> **WHAT YOU WILL DO**
Copy every line that mentions the word "JSON".
──────────
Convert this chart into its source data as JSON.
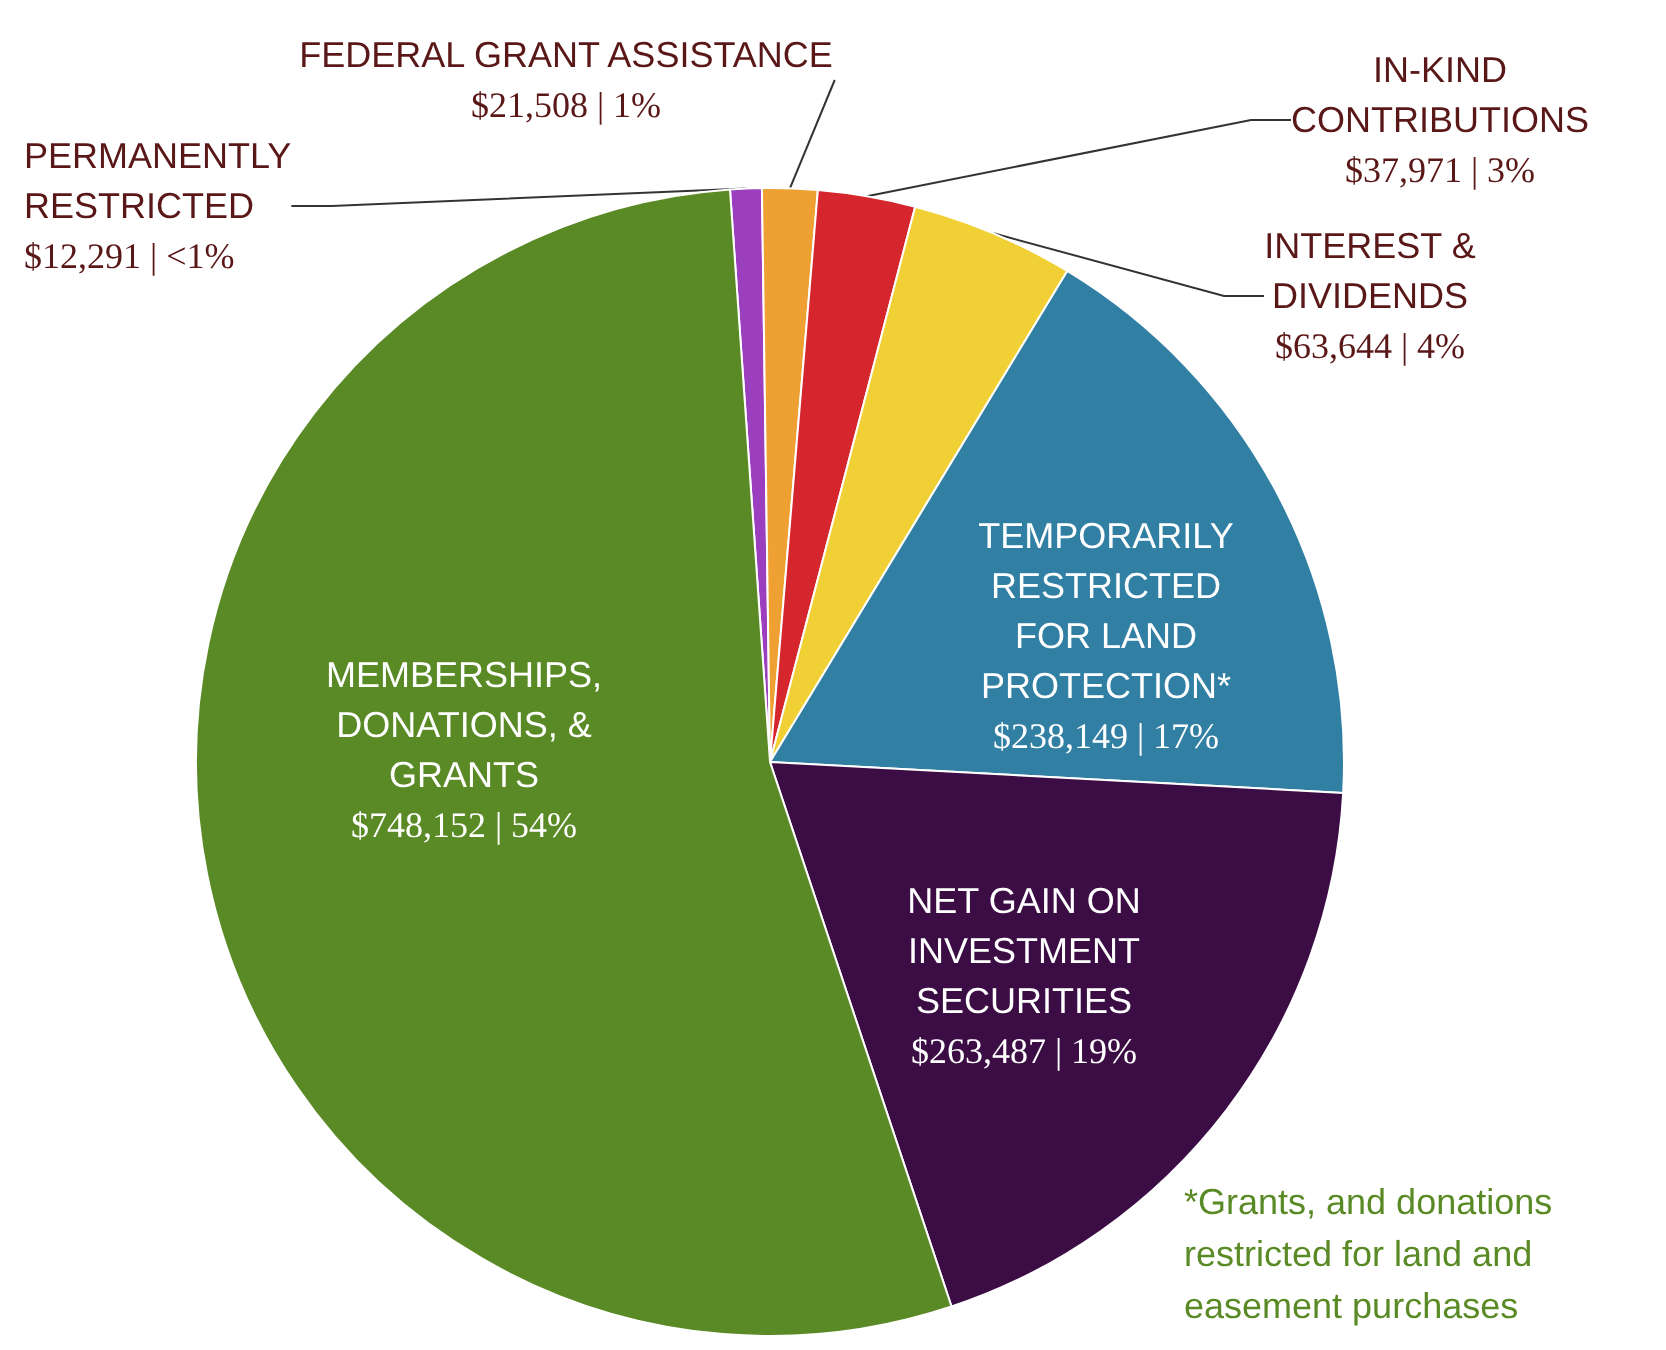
{
  "chart_data": {
    "type": "pie",
    "categories": [
      "PERMANENTLY RESTRICTED",
      "FEDERAL GRANT ASSISTANCE",
      "IN-KIND CONTRIBUTIONS",
      "INTEREST & DIVIDENDS",
      "TEMPORARILY RESTRICTED FOR LAND PROTECTION*",
      "NET GAIN ON INVESTMENT SECURITIES",
      "MEMBERSHIPS, DONATIONS, & GRANTS"
    ],
    "values": [
      12291,
      21508,
      37971,
      63644,
      238149,
      263487,
      748152
    ],
    "value_labels": [
      "$12,291 | <1%",
      "$21,508 | 1%",
      "$37,971 | 3%",
      "$63,644 | 4%",
      "$238,149 | 17%",
      "$263,487 | 19%",
      "$748,152 | 54%"
    ],
    "colors": [
      "#9b3fbf",
      "#eea132",
      "#d5262d",
      "#f1d035",
      "#327fa4",
      "#3c0c44",
      "#5a8a25"
    ],
    "annotations": [
      "*Grants, and donations restricted for land and easement purchases"
    ],
    "legend": false
  }
}
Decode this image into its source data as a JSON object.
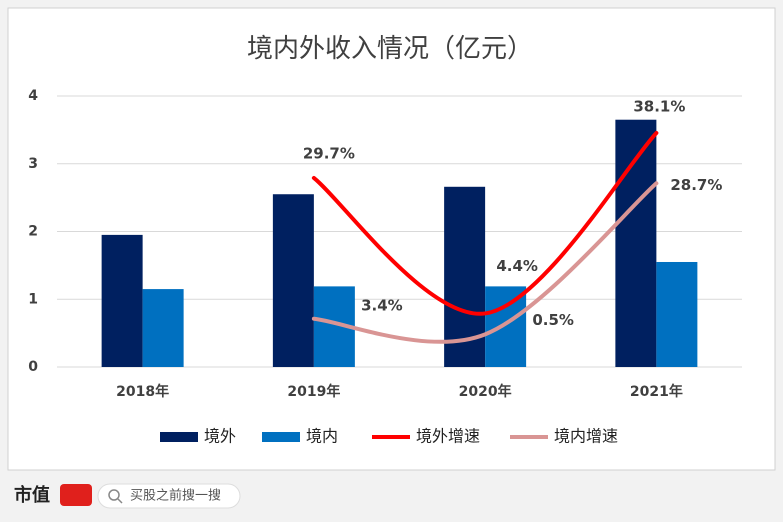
{
  "chart_data": {
    "type": "bar-line",
    "title": "境内外收入情况（亿元）",
    "categories": [
      "2018年",
      "2019年",
      "2020年",
      "2021年"
    ],
    "series": [
      {
        "name": "境外",
        "type": "bar",
        "color": "#002060",
        "values": [
          1.95,
          2.55,
          2.66,
          3.65
        ]
      },
      {
        "name": "境内",
        "type": "bar",
        "color": "#0070c0",
        "values": [
          1.15,
          1.19,
          1.19,
          1.55
        ]
      },
      {
        "name": "境外增速",
        "type": "line",
        "axis": "y2",
        "color": "#ff0000",
        "values": [
          null,
          29.7,
          4.4,
          38.1
        ],
        "value_labels": [
          null,
          "29.7%",
          "4.4%",
          "38.1%"
        ]
      },
      {
        "name": "境内增速",
        "type": "line",
        "axis": "y2",
        "color": "#d99594",
        "values": [
          null,
          3.4,
          0.5,
          28.7
        ],
        "value_labels": [
          null,
          "3.4%",
          "0.5%",
          "28.7%"
        ]
      }
    ],
    "ylim": [
      0,
      4
    ],
    "yticks": [
      0,
      1,
      2,
      3,
      4
    ],
    "y2lim": [
      -5.6,
      45
    ],
    "grid": true,
    "legend": "bottom"
  },
  "footer": {
    "brand": "市值",
    "search": "买股之前搜一搜"
  }
}
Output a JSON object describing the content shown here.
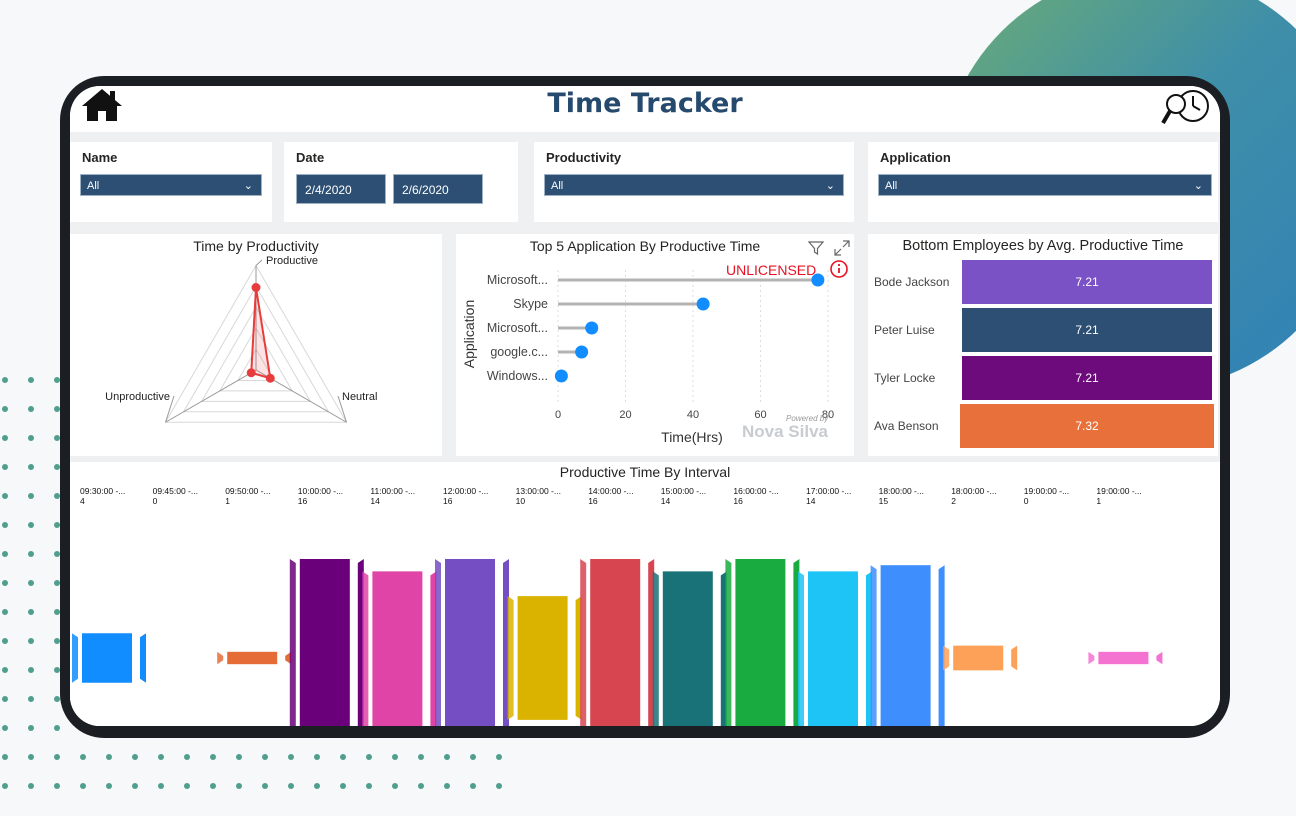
{
  "page": {
    "title": "Time Tracker"
  },
  "filters": {
    "name": {
      "label": "Name",
      "value": "All"
    },
    "date": {
      "label": "Date",
      "start": "2/4/2020",
      "end": "2/6/2020"
    },
    "productivity": {
      "label": "Productivity",
      "value": "All"
    },
    "application": {
      "label": "Application",
      "value": "All"
    }
  },
  "productivity_chart": {
    "title": "Time by Productivity",
    "chart_data": {
      "type": "radar",
      "categories": [
        "Productive",
        "Neutral",
        "Unproductive"
      ],
      "values": [
        0.75,
        0.15,
        0.05
      ]
    }
  },
  "top_apps": {
    "title": "Top 5 Application By Productive Time",
    "unlicensed": "UNLICENSED",
    "powered_by": "Powered by",
    "brand": "Nova Silva",
    "chart_data": {
      "type": "lollipop",
      "categories": [
        "Microsoft...",
        "Skype",
        "Microsoft...",
        "google.c...",
        "Windows..."
      ],
      "values": [
        77,
        43,
        10,
        7,
        1
      ],
      "xlabel": "Time(Hrs)",
      "ylabel": "Application",
      "xticks": [
        "0",
        "20",
        "40",
        "60",
        "80"
      ],
      "xlim": [
        0,
        80
      ]
    }
  },
  "bottom_employees": {
    "title": "Bottom Employees by Avg. Productive Time",
    "chart_data": {
      "type": "bar",
      "categories": [
        "Bode Jackson",
        "Peter Luise",
        "Tyler Locke",
        "Ava Benson"
      ],
      "values": [
        "7.21",
        "7.21",
        "7.21",
        "7.32"
      ],
      "colors": [
        "#7a52c6",
        "#2c4f73",
        "#6d0b7d",
        "#e8703a"
      ]
    }
  },
  "interval_chart": {
    "title": "Productive Time By Interval",
    "chart_data": {
      "type": "funnel-flow",
      "categories": [
        "09:30:00 -...",
        "09:45:00 -...",
        "09:50:00 -...",
        "10:00:00 -...",
        "11:00:00 -...",
        "12:00:00 -...",
        "13:00:00 -...",
        "14:00:00 -...",
        "15:00:00 -...",
        "16:00:00 -...",
        "17:00:00 -...",
        "18:00:00 -...",
        "18:00:00 -...",
        "19:00:00 -...",
        "19:00:00 -..."
      ],
      "values": [
        "4",
        "0",
        "1",
        "16",
        "14",
        "16",
        "10",
        "16",
        "14",
        "16",
        "14",
        "15",
        "2",
        "0",
        "1"
      ],
      "colors": [
        "#118dff",
        "#e66c37",
        "#e66c37",
        "#6b007b",
        "#e044a7",
        "#744ec2",
        "#d9b300",
        "#d64550",
        "#197278",
        "#1aab40",
        "#1dc4f5",
        "#3e8efd",
        "#fea158",
        "#f472d0",
        "#f472d0"
      ]
    }
  }
}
──────────
> **TASK RESPONSE**
Convert this chart into its source data as JSON.
Decode this image into its source data as a JSON object.
Output a JSON object describing the content shown here.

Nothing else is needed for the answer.